Extracted records
━━━
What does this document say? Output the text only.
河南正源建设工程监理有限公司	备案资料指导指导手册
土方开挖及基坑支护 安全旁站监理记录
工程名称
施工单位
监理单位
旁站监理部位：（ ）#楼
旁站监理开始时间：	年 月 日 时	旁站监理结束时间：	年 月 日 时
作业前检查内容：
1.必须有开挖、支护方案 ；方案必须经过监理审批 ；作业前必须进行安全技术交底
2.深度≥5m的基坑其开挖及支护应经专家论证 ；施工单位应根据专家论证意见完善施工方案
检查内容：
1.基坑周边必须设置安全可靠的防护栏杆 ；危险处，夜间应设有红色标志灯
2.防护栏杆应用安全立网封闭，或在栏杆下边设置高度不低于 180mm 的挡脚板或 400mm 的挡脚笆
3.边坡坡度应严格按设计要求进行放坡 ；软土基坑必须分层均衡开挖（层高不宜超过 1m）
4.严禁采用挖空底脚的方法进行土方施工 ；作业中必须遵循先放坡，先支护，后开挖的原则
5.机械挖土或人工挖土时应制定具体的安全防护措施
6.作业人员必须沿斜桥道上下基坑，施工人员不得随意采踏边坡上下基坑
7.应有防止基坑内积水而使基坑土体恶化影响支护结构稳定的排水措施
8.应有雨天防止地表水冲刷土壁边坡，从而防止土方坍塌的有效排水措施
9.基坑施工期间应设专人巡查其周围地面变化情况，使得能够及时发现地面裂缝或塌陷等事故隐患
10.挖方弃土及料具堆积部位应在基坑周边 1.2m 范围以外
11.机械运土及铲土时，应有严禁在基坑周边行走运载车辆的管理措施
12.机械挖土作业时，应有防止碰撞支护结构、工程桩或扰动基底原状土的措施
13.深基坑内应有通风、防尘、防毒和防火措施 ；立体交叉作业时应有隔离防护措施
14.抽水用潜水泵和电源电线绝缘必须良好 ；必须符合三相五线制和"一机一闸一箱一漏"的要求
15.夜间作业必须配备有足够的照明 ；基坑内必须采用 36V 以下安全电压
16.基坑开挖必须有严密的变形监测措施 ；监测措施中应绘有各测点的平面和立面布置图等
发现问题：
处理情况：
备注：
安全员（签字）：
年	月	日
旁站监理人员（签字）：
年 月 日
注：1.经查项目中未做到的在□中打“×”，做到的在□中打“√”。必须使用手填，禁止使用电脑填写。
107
━━━
* _Exercise_
Can you reproduce all the material exactly?

* _Exercise response_
What does this document say? Output the text only.
河南正源建设工程监理有限公司	备案资料指导指导手册
土方开挖及基坑支护 安全旁站监理记录
工程名称
施工单位
监理单位
旁站监理部位：（ ）#楼
旁站监理开始时间：	年 月 日 时	旁站监理结束时间：	年 月 日 时
作业前检查内容：
1.必须有开挖、支护方案 ；方案必须经过监理审批 ；作业前必须进行安全技术交底
2.深度≥5m的基坑其开挖及支护应经专家论证 ；施工单位应根据专家论证意见完善施工方案
检查内容：
1.基坑周边必须设置安全可靠的防护栏杆 ；危险处，夜间应设有红色标志灯
2.防护栏杆应用安全立网封闭，或在栏杆下边设置高度不低于 180mm 的挡脚板或 400mm 的挡脚笆
3.边坡坡度应严格按设计要求进行放坡 ；软土基坑必须分层均衡开挖（层高不宜超过 1m）
4.严禁采用挖空底脚的方法进行土方施工 ；作业中必须遵循先放坡，先支护，后开挖的原则
5.机械挖土或人工挖土时应制定具体的安全防护措施
6.作业人员必须沿斜桥道上下基坑，施工人员不得随意采踏边坡上下基坑
7.应有防止基坑内积水而使基坑土体恶化影响支护结构稳定的排水措施
8.应有雨天防止地表水冲刷土壁边坡，从而防止土方坍塌的有效排水措施
9.基坑施工期间应设专人巡查其周围地面变化情况，使得能够及时发现地面裂缝或塌陷等事故隐患
10.挖方弃土及料具堆积部位应在基坑周边 1.2m 范围以外
11.机械运土及铲土时，应有严禁在基坑周边行走运载车辆的管理措施
12.机械挖土作业时，应有防止碰撞支护结构、工程桩或扰动基底原状土的措施
13.深基坑内应有通风、防尘、防毒和防火措施 ；立体交叉作业时应有隔离防护措施
14.抽水用潜水泵和电源电线绝缘必须良好 ；必须符合三相五线制和"一机一闸一箱一漏"的要求
15.夜间作业必须配备有足够的照明 ；基坑内必须采用 36V 以下安全电压
16.基坑开挖必须有严密的变形监测措施 ；监测措施中应绘有各测点的平面和立面布置图等
发现问题：
处理情况：
备注：
安全员（签字）：
年	月	日
旁站监理人员（签字）：
年 月 日
注：1.经查项目中未做到的在□中打“×”，做到的在□中打“√”。必须使用手填，禁止使用电脑填写。
107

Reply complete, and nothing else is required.